====== Given data

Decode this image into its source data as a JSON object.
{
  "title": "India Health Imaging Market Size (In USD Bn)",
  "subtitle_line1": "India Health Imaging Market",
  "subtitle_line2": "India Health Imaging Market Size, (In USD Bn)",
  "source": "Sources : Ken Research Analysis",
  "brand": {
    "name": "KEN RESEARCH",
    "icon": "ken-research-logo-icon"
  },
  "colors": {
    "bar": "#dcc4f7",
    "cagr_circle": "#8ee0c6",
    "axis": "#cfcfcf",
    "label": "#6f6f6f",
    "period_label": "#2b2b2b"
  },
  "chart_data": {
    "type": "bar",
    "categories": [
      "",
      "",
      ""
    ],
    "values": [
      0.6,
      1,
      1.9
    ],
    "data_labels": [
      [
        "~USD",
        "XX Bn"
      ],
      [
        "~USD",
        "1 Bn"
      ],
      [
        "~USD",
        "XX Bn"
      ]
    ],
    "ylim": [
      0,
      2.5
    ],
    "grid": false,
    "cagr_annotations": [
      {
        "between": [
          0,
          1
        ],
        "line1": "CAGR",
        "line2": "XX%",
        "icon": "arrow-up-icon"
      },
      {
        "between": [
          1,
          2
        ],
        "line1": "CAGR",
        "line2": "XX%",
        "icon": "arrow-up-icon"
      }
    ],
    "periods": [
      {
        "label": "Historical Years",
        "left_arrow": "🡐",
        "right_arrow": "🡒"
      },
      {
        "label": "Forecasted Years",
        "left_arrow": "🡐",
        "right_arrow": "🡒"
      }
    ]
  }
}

============

Given problem
Print out all the entries precisely as written.

Task solution
Decode this image into its source data as a JSON object.
{
  "title": "India Health Imaging Market Size (In USD Bn)",
  "subtitle_line1": "India Health Imaging Market",
  "subtitle_line2": "India Health Imaging Market Size, (In USD Bn)",
  "source": "Sources : Ken Research Analysis",
  "brand": {
    "name": "KEN RESEARCH",
    "icon": "ken-research-logo-icon"
  },
  "colors": {
    "bar": "#dcc4f7",
    "cagr_circle": "#8ee0c6",
    "axis": "#cfcfcf",
    "label": "#6f6f6f",
    "period_label": "#2b2b2b"
  },
  "chart_data": {
    "type": "bar",
    "categories": [
      "",
      "",
      ""
    ],
    "values": [
      0.6,
      1,
      1.9
    ],
    "data_labels": [
      [
        "~USD",
        "XX Bn"
      ],
      [
        "~USD",
        "1 Bn"
      ],
      [
        "~USD",
        "XX Bn"
      ]
    ],
    "ylim": [
      0,
      2.5
    ],
    "grid": false,
    "cagr_annotations": [
      {
        "between": [
          0,
          1
        ],
        "line1": "CAGR",
        "line2": "XX%",
        "icon": "arrow-up-icon"
      },
      {
        "between": [
          1,
          2
        ],
        "line1": "CAGR",
        "line2": "XX%",
        "icon": "arrow-up-icon"
      }
    ],
    "periods": [
      {
        "label": "Historical Years",
        "left_arrow": "🡐",
        "right_arrow": "🡒"
      },
      {
        "label": "Forecasted Years",
        "left_arrow": "🡐",
        "right_arrow": "🡒"
      }
    ]
  }
}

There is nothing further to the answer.